• _WHAT YOU NEED TO DO_
Across the material below, how many lines contain the word "дней"? Give only the number.

+++ PROVIDED DATA +++

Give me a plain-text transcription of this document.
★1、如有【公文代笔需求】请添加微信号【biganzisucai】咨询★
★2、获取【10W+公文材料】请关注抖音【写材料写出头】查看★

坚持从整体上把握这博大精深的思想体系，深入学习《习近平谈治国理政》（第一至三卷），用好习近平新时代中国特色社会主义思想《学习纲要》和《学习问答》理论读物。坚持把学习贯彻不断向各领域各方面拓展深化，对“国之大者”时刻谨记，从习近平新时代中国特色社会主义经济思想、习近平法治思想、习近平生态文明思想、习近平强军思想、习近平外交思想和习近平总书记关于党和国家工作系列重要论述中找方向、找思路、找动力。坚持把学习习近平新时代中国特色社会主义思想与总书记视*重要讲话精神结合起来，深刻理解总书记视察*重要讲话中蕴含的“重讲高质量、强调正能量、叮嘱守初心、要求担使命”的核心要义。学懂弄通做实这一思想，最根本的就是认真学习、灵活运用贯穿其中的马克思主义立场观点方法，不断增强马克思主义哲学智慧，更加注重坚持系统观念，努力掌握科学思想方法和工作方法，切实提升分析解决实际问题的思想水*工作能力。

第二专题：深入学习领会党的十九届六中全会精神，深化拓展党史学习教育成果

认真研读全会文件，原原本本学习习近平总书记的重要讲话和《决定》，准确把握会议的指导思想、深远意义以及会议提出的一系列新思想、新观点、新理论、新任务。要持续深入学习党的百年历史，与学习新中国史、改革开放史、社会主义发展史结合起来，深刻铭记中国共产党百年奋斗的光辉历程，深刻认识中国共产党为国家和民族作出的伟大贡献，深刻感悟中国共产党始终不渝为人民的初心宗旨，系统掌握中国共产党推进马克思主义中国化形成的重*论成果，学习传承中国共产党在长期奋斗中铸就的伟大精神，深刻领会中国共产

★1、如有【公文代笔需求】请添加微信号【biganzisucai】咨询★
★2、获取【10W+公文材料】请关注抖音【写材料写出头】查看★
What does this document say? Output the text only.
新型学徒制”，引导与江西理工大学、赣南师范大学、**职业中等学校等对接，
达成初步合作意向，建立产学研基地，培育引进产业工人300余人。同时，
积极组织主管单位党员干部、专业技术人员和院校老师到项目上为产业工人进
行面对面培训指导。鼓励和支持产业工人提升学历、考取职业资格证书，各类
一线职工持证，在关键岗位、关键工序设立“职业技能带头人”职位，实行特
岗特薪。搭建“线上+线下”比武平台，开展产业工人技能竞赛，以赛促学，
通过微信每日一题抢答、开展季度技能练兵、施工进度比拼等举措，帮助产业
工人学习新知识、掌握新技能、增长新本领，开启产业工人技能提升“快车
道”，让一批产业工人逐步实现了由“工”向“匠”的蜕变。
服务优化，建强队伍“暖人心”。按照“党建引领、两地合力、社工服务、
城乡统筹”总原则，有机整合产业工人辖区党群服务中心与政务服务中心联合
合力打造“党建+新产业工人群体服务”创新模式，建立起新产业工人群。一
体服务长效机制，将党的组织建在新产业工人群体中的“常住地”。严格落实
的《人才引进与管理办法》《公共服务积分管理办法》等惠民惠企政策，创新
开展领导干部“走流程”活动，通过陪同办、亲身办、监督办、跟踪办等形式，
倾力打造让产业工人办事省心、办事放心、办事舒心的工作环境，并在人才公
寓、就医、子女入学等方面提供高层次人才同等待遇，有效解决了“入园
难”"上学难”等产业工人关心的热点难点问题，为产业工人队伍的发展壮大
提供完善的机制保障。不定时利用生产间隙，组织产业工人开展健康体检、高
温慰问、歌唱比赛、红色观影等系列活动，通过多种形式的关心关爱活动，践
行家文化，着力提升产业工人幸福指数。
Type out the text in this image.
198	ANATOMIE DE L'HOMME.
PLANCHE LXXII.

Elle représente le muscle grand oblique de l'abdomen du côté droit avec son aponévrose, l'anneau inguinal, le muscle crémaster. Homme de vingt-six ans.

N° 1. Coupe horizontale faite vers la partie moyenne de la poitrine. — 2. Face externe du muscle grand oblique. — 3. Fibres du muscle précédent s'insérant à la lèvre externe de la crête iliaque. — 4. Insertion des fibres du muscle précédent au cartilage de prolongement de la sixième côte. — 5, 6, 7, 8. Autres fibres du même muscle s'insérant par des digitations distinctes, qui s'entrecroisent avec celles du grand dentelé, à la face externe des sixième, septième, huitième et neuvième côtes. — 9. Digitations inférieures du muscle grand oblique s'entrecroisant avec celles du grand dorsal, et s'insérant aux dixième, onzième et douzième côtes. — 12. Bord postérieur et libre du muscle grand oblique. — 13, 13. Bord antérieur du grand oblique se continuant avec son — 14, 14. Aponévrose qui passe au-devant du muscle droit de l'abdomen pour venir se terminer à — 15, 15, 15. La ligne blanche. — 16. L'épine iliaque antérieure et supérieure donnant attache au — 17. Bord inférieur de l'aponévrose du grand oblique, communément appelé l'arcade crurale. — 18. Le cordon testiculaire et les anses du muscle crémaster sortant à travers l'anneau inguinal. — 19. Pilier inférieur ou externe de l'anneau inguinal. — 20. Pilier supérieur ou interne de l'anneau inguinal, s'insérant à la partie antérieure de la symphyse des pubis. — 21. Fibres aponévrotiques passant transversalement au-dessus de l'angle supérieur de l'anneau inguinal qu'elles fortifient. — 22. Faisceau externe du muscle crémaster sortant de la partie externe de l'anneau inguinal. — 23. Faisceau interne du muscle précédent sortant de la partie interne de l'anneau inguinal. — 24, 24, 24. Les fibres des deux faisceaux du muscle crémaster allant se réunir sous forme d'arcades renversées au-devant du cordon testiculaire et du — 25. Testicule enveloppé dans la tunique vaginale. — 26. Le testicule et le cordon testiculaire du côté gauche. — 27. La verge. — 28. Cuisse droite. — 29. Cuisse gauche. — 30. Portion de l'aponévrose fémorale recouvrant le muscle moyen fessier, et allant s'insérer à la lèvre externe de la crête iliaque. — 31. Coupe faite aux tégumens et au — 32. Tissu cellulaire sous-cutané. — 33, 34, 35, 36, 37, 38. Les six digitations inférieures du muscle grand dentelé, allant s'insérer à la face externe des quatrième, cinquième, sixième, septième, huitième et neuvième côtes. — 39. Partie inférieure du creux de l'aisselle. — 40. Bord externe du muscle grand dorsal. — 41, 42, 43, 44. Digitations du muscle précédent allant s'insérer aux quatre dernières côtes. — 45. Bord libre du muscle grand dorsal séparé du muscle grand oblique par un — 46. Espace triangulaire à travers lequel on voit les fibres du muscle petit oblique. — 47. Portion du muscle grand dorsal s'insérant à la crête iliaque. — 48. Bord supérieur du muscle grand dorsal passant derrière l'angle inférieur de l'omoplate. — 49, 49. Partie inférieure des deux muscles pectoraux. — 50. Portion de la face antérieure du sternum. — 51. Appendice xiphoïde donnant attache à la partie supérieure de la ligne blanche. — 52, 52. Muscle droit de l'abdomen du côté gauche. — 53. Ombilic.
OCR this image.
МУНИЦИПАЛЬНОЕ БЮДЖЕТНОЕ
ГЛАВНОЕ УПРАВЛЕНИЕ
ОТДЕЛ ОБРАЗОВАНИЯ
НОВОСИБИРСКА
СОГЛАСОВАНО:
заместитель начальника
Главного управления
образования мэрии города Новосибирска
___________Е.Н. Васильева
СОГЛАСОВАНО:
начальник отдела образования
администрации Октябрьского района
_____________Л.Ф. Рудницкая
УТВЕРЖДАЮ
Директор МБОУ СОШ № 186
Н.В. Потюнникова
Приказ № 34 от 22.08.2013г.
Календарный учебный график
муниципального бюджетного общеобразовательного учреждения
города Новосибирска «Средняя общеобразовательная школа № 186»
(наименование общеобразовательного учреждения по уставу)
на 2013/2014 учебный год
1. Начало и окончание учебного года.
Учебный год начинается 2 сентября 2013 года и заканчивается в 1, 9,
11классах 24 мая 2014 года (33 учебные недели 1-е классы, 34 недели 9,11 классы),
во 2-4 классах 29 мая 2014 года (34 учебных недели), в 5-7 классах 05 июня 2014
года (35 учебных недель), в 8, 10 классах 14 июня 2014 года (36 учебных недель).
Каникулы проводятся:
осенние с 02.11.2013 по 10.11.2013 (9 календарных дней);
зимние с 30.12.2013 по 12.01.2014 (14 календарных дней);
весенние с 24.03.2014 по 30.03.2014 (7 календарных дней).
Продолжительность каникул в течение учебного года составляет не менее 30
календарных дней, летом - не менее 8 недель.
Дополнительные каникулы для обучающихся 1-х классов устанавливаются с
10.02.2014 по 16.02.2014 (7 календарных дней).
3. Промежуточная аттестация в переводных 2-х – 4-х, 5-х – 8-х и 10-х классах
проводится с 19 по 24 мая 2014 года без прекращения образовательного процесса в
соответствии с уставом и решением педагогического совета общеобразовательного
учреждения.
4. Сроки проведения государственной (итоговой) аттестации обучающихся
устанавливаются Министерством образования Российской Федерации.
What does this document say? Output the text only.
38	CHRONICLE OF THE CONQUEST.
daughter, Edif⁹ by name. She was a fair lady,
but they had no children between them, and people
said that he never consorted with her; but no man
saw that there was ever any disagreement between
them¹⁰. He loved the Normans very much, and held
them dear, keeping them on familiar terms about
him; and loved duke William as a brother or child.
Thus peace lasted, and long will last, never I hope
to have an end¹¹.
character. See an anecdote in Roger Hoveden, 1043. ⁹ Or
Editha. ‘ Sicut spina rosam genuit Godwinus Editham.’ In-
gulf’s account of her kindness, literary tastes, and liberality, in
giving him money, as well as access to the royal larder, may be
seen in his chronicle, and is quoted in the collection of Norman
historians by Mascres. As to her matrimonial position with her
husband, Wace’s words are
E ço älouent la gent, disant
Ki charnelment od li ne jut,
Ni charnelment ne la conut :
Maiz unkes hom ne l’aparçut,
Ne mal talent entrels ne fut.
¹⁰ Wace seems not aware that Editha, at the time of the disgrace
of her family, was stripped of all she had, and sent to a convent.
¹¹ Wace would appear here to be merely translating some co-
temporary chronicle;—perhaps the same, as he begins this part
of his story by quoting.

+++

• _TASK RESULT_
5